The exercise
Every entry here needs to be repeated exactly.

Dataset items
=====
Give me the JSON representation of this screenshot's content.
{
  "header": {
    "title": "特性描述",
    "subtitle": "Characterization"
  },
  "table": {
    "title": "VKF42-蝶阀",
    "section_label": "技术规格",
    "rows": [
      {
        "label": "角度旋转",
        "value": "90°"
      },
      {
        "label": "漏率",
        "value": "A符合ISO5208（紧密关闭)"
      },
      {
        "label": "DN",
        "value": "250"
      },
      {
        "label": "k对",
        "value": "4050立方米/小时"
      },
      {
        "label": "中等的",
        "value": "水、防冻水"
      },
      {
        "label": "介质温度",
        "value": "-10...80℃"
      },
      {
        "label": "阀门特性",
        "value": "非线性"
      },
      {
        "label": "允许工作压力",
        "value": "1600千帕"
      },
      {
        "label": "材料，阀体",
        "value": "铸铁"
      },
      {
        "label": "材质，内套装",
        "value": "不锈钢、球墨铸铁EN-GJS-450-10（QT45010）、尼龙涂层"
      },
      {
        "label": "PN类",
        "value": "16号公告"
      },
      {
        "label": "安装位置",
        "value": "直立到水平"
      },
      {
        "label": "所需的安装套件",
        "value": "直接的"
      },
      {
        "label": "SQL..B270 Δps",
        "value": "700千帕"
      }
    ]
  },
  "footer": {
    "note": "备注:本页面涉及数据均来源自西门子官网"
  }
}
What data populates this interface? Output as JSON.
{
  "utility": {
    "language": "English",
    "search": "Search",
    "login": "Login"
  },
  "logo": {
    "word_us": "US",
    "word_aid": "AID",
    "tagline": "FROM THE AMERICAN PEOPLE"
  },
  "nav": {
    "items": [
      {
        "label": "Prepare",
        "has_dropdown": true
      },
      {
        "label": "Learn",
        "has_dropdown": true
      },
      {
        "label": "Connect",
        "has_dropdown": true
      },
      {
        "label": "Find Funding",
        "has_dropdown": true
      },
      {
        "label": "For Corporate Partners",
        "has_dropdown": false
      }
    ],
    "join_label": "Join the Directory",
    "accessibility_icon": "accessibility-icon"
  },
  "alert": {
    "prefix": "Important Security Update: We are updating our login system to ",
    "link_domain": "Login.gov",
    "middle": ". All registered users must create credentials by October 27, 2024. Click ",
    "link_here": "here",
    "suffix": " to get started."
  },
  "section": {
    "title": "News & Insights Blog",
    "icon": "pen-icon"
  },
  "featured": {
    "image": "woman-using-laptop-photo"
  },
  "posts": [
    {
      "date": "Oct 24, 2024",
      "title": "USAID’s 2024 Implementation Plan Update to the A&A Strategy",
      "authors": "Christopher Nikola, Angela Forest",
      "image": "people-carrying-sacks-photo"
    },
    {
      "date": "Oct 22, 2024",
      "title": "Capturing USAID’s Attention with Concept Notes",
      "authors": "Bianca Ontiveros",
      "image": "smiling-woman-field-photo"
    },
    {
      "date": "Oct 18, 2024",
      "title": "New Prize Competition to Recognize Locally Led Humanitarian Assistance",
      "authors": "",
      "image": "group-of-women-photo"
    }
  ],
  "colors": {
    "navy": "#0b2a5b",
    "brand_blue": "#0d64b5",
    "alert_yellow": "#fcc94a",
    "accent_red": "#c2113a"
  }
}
=====
Final result
Give me the JSON representation of this screenshot's content.
{
  "header": {
    "title": "特性描述",
    "subtitle": "Characterization"
  },
  "table": {
    "title": "VKF42-蝶阀",
    "section_label": "技术规格",
    "rows": [
      {
        "label": "角度旋转",
        "value": "90°"
      },
      {
        "label": "漏率",
        "value": "A符合ISO5208（紧密关闭)"
      },
      {
        "label": "DN",
        "value": "250"
      },
      {
        "label": "k对",
        "value": "4050立方米/小时"
      },
      {
        "label": "中等的",
        "value": "水、防冻水"
      },
      {
        "label": "介质温度",
        "value": "-10...80℃"
      },
      {
        "label": "阀门特性",
        "value": "非线性"
      },
      {
        "label": "允许工作压力",
        "value": "1600千帕"
      },
      {
        "label": "材料，阀体",
        "value": "铸铁"
      },
      {
        "label": "材质，内套装",
        "value": "不锈钢、球墨铸铁EN-GJS-450-10（QT45010）、尼龙涂层"
      },
      {
        "label": "PN类",
        "value": "16号公告"
      },
      {
        "label": "安装位置",
        "value": "直立到水平"
      },
      {
        "label": "所需的安装套件",
        "value": "直接的"
      },
      {
        "label": "SQL..B270 Δps",
        "value": "700千帕"
      }
    ]
  },
  "footer": {
    "note": "备注:本页面涉及数据均来源自西门子官网"
  }
}
What data populates this interface? Output as JSON.
{
  "utility": {
    "language": "English",
    "search": "Search",
    "login": "Login"
  },
  "logo": {
    "word_us": "US",
    "word_aid": "AID",
    "tagline": "FROM THE AMERICAN PEOPLE"
  },
  "nav": {
    "items": [
      {
        "label": "Prepare",
        "has_dropdown": true
      },
      {
        "label": "Learn",
        "has_dropdown": true
      },
      {
        "label": "Connect",
        "has_dropdown": true
      },
      {
        "label": "Find Funding",
        "has_dropdown": true
      },
      {
        "label": "For Corporate Partners",
        "has_dropdown": false
      }
    ],
    "join_label": "Join the Directory",
    "accessibility_icon": "accessibility-icon"
  },
  "alert": {
    "prefix": "Important Security Update: We are updating our login system to ",
    "link_domain": "Login.gov",
    "middle": ". All registered users must create credentials by October 27, 2024. Click ",
    "link_here": "here",
    "suffix": " to get started."
  },
  "section": {
    "title": "News & Insights Blog",
    "icon": "pen-icon"
  },
  "featured": {
    "image": "woman-using-laptop-photo"
  },
  "posts": [
    {
      "date": "Oct 24, 2024",
      "title": "USAID’s 2024 Implementation Plan Update to the A&A Strategy",
      "authors": "Christopher Nikola, Angela Forest",
      "image": "people-carrying-sacks-photo"
    },
    {
      "date": "Oct 22, 2024",
      "title": "Capturing USAID’s Attention with Concept Notes",
      "authors": "Bianca Ontiveros",
      "image": "smiling-woman-field-photo"
    },
    {
      "date": "Oct 18, 2024",
      "title": "New Prize Competition to Recognize Locally Led Humanitarian Assistance",
      "authors": "",
      "image": "group-of-women-photo"
    }
  ],
  "colors": {
    "navy": "#0b2a5b",
    "brand_blue": "#0d64b5",
    "alert_yellow": "#fcc94a",
    "accent_red": "#c2113a"
  }
}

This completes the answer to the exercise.